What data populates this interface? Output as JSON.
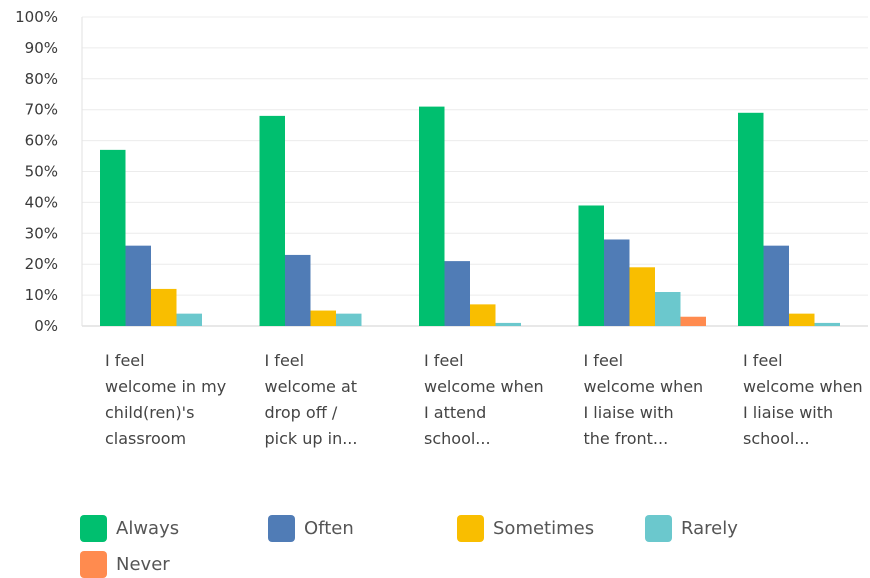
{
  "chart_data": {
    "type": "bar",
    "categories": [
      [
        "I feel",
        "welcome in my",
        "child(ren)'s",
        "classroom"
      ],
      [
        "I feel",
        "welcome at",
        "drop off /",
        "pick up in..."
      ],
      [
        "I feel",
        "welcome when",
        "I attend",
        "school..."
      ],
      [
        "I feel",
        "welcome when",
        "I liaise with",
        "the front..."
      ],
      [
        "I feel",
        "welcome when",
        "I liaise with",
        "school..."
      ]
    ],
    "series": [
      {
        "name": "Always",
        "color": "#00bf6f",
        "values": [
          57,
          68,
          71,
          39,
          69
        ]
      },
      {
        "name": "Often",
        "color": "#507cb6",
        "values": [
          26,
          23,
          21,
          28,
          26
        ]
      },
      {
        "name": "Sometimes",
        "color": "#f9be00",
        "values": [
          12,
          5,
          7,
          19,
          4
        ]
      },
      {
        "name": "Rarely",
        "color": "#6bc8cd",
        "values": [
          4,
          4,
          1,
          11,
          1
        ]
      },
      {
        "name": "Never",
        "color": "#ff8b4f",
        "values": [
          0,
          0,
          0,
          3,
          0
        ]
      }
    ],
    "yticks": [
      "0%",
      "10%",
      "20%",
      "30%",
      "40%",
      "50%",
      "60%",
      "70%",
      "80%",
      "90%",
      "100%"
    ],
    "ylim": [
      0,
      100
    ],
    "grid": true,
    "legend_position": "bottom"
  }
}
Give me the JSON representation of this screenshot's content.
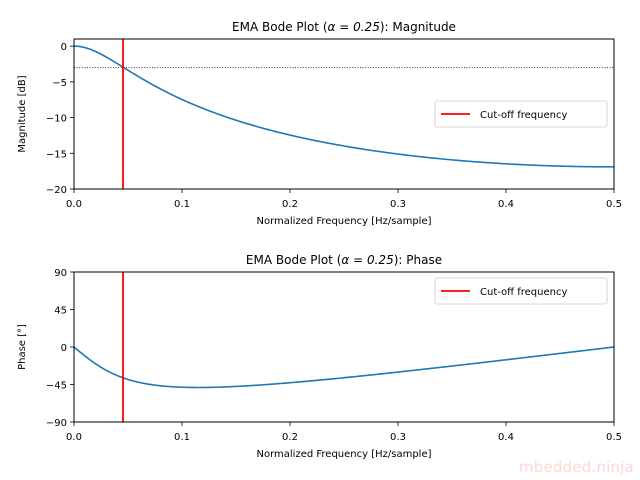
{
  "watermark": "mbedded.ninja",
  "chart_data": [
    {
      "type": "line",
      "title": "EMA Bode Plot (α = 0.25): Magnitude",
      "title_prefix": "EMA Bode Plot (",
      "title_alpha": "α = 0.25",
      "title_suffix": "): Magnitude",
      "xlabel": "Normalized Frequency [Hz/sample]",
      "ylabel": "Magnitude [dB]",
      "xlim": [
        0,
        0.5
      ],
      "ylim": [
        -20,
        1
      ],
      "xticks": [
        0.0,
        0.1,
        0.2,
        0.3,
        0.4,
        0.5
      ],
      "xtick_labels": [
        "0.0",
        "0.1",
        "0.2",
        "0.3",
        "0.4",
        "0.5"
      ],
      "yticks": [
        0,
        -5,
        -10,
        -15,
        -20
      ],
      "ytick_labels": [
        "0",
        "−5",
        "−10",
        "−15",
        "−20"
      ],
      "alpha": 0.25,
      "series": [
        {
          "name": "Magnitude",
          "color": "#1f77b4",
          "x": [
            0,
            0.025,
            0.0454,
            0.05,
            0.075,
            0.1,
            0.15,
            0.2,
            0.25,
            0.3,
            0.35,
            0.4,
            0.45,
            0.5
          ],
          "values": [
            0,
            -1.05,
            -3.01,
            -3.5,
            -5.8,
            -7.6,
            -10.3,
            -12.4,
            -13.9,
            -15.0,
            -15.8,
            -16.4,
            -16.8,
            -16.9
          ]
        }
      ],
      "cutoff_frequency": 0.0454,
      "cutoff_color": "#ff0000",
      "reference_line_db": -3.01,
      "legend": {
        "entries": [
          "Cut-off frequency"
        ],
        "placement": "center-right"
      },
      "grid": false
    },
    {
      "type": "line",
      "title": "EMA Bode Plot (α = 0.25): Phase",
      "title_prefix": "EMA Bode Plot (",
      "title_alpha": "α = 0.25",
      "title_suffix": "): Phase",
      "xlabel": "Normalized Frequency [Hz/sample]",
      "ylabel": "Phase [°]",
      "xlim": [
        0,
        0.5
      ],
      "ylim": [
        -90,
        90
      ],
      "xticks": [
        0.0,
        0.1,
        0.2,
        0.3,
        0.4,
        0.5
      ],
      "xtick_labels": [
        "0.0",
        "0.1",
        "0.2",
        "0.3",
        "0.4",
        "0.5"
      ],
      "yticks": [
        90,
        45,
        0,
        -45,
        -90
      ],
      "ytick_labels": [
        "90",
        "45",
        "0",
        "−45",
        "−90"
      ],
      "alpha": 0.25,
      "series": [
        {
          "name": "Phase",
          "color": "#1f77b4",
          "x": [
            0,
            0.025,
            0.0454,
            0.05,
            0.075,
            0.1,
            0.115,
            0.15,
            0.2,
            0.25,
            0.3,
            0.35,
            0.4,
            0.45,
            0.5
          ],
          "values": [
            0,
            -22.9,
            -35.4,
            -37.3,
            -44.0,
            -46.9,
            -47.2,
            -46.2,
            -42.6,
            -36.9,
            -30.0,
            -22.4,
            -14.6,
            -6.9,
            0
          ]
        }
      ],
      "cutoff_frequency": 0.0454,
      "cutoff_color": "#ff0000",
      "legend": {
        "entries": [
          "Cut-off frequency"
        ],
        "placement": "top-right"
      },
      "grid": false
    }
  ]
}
* * *
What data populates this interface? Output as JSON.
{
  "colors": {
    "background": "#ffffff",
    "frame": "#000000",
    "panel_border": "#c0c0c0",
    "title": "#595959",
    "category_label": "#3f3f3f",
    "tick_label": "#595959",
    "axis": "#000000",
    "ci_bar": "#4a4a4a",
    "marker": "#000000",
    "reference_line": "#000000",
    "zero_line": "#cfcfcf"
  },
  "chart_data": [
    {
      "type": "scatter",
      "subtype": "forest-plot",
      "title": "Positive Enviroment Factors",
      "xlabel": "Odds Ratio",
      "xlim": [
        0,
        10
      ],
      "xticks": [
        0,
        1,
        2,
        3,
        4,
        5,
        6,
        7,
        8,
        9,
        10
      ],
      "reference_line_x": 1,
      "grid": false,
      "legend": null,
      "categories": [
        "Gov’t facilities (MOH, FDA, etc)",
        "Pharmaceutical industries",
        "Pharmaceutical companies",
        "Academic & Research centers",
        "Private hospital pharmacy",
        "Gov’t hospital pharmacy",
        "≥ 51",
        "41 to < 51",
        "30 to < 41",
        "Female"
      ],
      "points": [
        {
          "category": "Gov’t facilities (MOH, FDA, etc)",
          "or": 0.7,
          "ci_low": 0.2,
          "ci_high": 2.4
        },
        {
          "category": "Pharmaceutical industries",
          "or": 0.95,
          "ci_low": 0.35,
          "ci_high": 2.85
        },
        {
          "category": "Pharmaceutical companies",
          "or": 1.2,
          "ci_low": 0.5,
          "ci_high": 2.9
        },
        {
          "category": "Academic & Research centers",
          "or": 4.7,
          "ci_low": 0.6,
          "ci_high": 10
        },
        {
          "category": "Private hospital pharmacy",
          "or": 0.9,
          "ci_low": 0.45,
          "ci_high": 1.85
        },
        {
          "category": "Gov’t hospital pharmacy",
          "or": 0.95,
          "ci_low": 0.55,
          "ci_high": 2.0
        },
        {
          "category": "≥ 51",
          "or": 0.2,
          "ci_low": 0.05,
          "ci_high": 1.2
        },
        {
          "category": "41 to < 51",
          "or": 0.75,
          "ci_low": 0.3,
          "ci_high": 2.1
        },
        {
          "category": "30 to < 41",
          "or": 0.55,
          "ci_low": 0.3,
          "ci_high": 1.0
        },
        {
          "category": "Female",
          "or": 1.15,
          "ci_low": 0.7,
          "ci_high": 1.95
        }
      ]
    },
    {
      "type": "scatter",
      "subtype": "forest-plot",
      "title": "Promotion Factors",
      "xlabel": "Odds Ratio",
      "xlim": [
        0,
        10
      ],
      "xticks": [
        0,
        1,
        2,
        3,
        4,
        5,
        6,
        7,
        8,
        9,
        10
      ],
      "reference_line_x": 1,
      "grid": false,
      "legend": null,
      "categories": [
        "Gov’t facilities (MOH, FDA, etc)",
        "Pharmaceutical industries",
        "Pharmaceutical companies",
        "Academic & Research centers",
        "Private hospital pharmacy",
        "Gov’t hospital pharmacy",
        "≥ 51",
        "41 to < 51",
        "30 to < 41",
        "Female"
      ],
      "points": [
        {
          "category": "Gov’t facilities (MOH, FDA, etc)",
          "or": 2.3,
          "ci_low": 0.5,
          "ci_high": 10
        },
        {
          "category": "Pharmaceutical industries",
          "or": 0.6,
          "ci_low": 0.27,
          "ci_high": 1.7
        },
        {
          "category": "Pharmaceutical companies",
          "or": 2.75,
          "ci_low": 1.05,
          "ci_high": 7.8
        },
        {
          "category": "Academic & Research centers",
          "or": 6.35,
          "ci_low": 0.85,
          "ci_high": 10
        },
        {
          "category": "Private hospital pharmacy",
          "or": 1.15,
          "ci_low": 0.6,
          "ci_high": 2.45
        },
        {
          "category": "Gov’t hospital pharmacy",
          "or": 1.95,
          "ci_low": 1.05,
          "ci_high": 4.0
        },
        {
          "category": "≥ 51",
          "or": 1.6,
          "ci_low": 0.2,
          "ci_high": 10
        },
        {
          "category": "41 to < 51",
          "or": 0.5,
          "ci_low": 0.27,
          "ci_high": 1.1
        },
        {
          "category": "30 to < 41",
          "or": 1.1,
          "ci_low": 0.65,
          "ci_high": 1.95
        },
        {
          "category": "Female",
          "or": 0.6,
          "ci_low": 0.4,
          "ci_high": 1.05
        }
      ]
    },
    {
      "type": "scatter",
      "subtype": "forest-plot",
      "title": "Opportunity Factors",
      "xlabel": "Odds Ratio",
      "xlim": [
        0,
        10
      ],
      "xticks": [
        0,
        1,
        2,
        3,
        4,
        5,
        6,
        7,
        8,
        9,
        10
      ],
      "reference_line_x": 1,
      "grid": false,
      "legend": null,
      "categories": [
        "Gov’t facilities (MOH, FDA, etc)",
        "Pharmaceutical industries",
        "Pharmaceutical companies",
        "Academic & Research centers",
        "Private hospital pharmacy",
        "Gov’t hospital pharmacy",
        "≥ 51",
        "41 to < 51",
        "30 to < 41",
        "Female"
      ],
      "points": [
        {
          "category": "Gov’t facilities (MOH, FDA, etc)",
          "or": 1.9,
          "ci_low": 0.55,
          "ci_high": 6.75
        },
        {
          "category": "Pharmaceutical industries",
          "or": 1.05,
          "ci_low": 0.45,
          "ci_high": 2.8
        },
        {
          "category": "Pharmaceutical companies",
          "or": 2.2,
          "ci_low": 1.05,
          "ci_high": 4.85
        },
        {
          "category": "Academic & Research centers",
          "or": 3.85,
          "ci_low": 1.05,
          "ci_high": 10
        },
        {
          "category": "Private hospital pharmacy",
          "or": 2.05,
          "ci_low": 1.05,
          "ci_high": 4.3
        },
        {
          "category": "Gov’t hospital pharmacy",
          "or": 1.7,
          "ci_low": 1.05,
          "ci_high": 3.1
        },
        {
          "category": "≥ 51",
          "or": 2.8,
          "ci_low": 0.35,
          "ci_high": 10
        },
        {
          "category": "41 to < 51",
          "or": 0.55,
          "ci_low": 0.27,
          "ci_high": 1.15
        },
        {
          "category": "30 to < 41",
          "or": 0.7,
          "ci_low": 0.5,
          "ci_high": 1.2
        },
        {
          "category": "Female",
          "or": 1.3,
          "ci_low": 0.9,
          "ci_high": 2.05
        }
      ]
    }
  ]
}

▶ Task details
Each line in the material either holds the string "Magnitude" or does not. State how many do, and nothing else.

▶ Solution
4